=== Written exercise ===
Reproduce the listing below in full and without alteration, apart from its pictures.

___ Data ___

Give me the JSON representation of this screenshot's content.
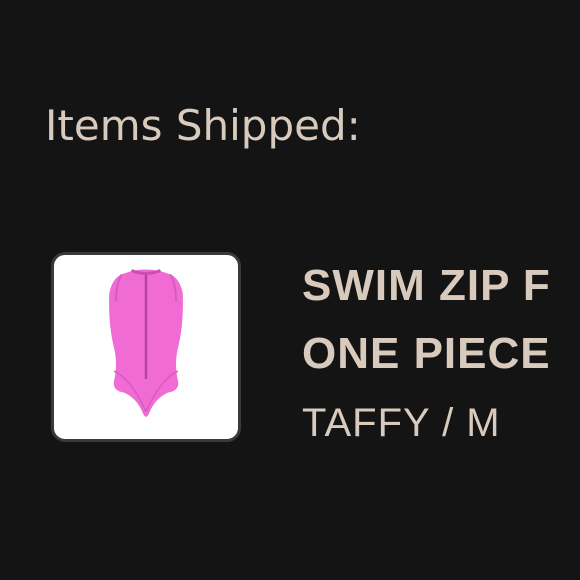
{
  "section": {
    "heading": "Items Shipped:"
  },
  "item": {
    "name_line_1": "SWIM ZIP F",
    "name_line_2": "ONE PIECE",
    "variant": "TAFFY / M",
    "image": {
      "subject": "pink sleeveless zip-front one-piece swimsuit",
      "garment_color": "#f06bd3"
    }
  }
}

___

=== Output for this exercise ===
Give me the JSON representation of this screenshot's content.
{
  "section": {
    "heading": "Items Shipped:"
  },
  "item": {
    "name_line_1": "SWIM ZIP F",
    "name_line_2": "ONE PIECE",
    "variant": "TAFFY / M",
    "image": {
      "subject": "pink sleeveless zip-front one-piece swimsuit",
      "garment_color": "#f06bd3"
    }
  }
}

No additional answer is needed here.